Exercise instructions. Copy every line of the data below, changing nothing.

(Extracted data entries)

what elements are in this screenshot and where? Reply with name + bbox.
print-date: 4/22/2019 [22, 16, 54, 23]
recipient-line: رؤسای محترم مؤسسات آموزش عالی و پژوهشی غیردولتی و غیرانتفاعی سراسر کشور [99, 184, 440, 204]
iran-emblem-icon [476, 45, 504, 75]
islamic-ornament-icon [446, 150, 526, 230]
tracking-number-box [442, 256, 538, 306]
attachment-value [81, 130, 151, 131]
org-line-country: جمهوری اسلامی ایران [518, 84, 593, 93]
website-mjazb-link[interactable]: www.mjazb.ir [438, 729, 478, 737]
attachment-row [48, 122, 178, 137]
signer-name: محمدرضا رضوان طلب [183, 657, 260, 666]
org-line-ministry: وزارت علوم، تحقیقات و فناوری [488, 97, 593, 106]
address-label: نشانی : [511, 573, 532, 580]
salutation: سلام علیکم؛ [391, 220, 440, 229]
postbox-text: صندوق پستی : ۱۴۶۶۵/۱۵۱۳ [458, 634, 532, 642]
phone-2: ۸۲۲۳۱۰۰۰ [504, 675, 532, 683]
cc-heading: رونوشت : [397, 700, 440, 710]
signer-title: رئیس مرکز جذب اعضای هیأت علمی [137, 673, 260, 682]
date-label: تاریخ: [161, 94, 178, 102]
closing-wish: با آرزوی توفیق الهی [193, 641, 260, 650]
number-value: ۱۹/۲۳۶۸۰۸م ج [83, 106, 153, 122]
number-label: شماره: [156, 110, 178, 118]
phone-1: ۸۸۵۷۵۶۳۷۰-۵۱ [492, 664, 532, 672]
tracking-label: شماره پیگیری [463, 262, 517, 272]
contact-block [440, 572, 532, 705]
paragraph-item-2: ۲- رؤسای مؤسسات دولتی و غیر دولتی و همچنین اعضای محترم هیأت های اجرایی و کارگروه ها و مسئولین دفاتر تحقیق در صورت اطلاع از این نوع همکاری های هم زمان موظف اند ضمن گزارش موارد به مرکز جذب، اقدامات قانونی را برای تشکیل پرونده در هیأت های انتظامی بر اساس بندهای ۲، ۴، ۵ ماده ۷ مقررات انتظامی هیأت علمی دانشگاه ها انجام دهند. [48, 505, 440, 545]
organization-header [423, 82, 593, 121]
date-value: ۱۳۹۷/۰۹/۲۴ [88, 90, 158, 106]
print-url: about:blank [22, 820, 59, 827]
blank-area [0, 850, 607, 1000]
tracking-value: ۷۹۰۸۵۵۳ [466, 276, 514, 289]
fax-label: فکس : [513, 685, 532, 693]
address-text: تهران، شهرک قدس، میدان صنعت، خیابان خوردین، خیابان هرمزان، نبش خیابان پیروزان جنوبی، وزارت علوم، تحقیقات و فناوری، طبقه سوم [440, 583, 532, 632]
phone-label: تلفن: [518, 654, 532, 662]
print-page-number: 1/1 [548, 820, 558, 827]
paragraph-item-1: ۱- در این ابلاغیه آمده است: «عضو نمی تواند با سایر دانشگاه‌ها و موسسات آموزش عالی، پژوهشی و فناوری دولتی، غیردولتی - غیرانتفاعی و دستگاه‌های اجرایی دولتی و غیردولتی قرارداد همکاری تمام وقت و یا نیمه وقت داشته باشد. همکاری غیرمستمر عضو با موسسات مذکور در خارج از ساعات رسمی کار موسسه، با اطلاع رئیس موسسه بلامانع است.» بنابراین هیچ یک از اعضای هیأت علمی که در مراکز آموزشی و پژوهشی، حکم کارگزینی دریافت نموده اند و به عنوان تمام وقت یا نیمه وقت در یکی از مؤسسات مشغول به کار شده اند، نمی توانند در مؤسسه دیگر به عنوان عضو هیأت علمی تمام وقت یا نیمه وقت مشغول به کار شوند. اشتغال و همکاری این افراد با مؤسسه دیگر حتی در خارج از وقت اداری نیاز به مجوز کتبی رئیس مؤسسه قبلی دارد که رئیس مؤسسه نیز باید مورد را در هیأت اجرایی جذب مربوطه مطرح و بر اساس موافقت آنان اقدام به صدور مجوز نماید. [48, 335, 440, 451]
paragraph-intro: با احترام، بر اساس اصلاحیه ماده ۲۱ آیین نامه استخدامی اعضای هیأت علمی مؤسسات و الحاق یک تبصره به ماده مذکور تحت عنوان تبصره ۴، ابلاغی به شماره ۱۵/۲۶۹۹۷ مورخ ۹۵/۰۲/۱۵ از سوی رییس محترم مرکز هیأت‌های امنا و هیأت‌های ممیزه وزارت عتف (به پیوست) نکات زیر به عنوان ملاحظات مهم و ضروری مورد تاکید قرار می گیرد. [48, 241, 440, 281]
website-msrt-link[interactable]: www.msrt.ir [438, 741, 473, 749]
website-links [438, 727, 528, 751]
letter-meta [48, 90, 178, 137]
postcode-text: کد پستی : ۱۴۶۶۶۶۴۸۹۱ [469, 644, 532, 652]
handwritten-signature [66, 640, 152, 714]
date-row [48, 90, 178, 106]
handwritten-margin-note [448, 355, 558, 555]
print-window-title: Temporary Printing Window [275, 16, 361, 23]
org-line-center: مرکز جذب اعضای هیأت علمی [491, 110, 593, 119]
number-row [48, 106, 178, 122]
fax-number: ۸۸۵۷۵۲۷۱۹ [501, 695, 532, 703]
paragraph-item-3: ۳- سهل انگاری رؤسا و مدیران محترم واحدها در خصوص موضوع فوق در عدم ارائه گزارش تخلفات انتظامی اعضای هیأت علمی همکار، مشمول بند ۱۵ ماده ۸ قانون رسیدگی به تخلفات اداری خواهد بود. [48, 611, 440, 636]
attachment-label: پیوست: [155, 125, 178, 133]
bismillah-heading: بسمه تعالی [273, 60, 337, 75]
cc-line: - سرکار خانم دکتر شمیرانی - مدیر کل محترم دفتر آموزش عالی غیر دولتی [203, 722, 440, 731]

Exercise response.
what elements are in this screenshot and where? Reply with name + bbox.
print-date: 4/22/2019 [22, 16, 54, 23]
recipient-line: رؤسای محترم مؤسسات آموزش عالی و پژوهشی غیردولتی و غیرانتفاعی سراسر کشور [99, 184, 440, 204]
iran-emblem-icon [476, 45, 504, 75]
islamic-ornament-icon [446, 150, 526, 230]
tracking-number-box [442, 256, 538, 306]
attachment-value [81, 130, 151, 131]
org-line-country: جمهوری اسلامی ایران [518, 84, 593, 93]
website-mjazb-link[interactable]: www.mjazb.ir [438, 729, 478, 737]
attachment-row [48, 122, 178, 137]
signer-name: محمدرضا رضوان طلب [183, 657, 260, 666]
org-line-ministry: وزارت علوم، تحقیقات و فناوری [488, 97, 593, 106]
address-label: نشانی : [511, 573, 532, 580]
salutation: سلام علیکم؛ [391, 220, 440, 229]
postbox-text: صندوق پستی : ۱۴۶۶۵/۱۵۱۳ [458, 634, 532, 642]
phone-2: ۸۲۲۳۱۰۰۰ [504, 675, 532, 683]
cc-heading: رونوشت : [397, 700, 440, 710]
signer-title: رئیس مرکز جذب اعضای هیأت علمی [137, 673, 260, 682]
date-label: تاریخ: [161, 94, 178, 102]
closing-wish: با آرزوی توفیق الهی [193, 641, 260, 650]
number-value: ۱۹/۲۳۶۸۰۸م ج [83, 106, 153, 122]
number-label: شماره: [156, 110, 178, 118]
phone-1: ۸۸۵۷۵۶۳۷۰-۵۱ [492, 664, 532, 672]
tracking-label: شماره پیگیری [463, 262, 517, 272]
contact-block [440, 572, 532, 705]
paragraph-item-2: ۲- رؤسای مؤسسات دولتی و غیر دولتی و همچنین اعضای محترم هیأت های اجرایی و کارگروه ها و مسئولین دفاتر تحقیق در صورت اطلاع از این نوع همکاری های هم زمان موظف اند ضمن گزارش موارد به مرکز جذب، اقدامات قانونی را برای تشکیل پرونده در هیأت های انتظامی بر اساس بندهای ۲، ۴، ۵ ماده ۷ مقررات انتظامی هیأت علمی دانشگاه ها انجام دهند. [48, 505, 440, 545]
organization-header [423, 82, 593, 121]
date-value: ۱۳۹۷/۰۹/۲۴ [88, 90, 158, 106]
print-url: about:blank [22, 820, 59, 827]
blank-area [0, 850, 607, 1000]
tracking-value: ۷۹۰۸۵۵۳ [466, 276, 514, 289]
fax-label: فکس : [513, 685, 532, 693]
address-text: تهران، شهرک قدس، میدان صنعت، خیابان خوردین، خیابان هرمزان، نبش خیابان پیروزان جنوبی، وزارت علوم، تحقیقات و فناوری، طبقه سوم [440, 583, 532, 632]
phone-label: تلفن: [518, 654, 532, 662]
print-page-number: 1/1 [548, 820, 558, 827]
paragraph-item-1: ۱- در این ابلاغیه آمده است: «عضو نمی تواند با سایر دانشگاه‌ها و موسسات آموزش عالی، پژوهشی و فناوری دولتی، غیردولتی - غیرانتفاعی و دستگاه‌های اجرایی دولتی و غیردولتی قرارداد همکاری تمام وقت و یا نیمه وقت داشته باشد. همکاری غیرمستمر عضو با موسسات مذکور در خارج از ساعات رسمی کار موسسه، با اطلاع رئیس موسسه بلامانع است.» بنابراین هیچ یک از اعضای هیأت علمی که در مراکز آموزشی و پژوهشی، حکم کارگزینی دریافت نموده اند و به عنوان تمام وقت یا نیمه وقت در یکی از مؤسسات مشغول به کار شده اند، نمی توانند در مؤسسه دیگر به عنوان عضو هیأت علمی تمام وقت یا نیمه وقت مشغول به کار شوند. اشتغال و همکاری این افراد با مؤسسه دیگر حتی در خارج از وقت اداری نیاز به مجوز کتبی رئیس مؤسسه قبلی دارد که رئیس مؤسسه نیز باید مورد را در هیأت اجرایی جذب مربوطه مطرح و بر اساس موافقت آنان اقدام به صدور مجوز نماید. [48, 335, 440, 451]
paragraph-intro: با احترام، بر اساس اصلاحیه ماده ۲۱ آیین نامه استخدامی اعضای هیأت علمی مؤسسات و الحاق یک تبصره به ماده مذکور تحت عنوان تبصره ۴، ابلاغی به شماره ۱۵/۲۶۹۹۷ مورخ ۹۵/۰۲/۱۵ از سوی رییس محترم مرکز هیأت‌های امنا و هیأت‌های ممیزه وزارت عتف (به پیوست) نکات زیر به عنوان ملاحظات مهم و ضروری مورد تاکید قرار می گیرد. [48, 241, 440, 281]
website-msrt-link[interactable]: www.msrt.ir [438, 741, 473, 749]
website-links [438, 727, 528, 751]
letter-meta [48, 90, 178, 137]
postcode-text: کد پستی : ۱۴۶۶۶۶۴۸۹۱ [469, 644, 532, 652]
handwritten-signature [66, 640, 152, 714]
date-row [48, 90, 178, 106]
handwritten-margin-note [448, 355, 558, 555]
print-window-title: Temporary Printing Window [275, 16, 361, 23]
org-line-center: مرکز جذب اعضای هیأت علمی [491, 110, 593, 119]
number-row [48, 106, 178, 122]
fax-number: ۸۸۵۷۵۲۷۱۹ [501, 695, 532, 703]
paragraph-item-3: ۳- سهل انگاری رؤسا و مدیران محترم واحدها در خصوص موضوع فوق در عدم ارائه گزارش تخلفات انتظامی اعضای هیأت علمی همکار، مشمول بند ۱۵ ماده ۸ قانون رسیدگی به تخلفات اداری خواهد بود. [48, 611, 440, 636]
attachment-label: پیوست: [155, 125, 178, 133]
bismillah-heading: بسمه تعالی [273, 60, 337, 75]
cc-line: - سرکار خانم دکتر شمیرانی - مدیر کل محترم دفتر آموزش عالی غیر دولتی [203, 722, 440, 731]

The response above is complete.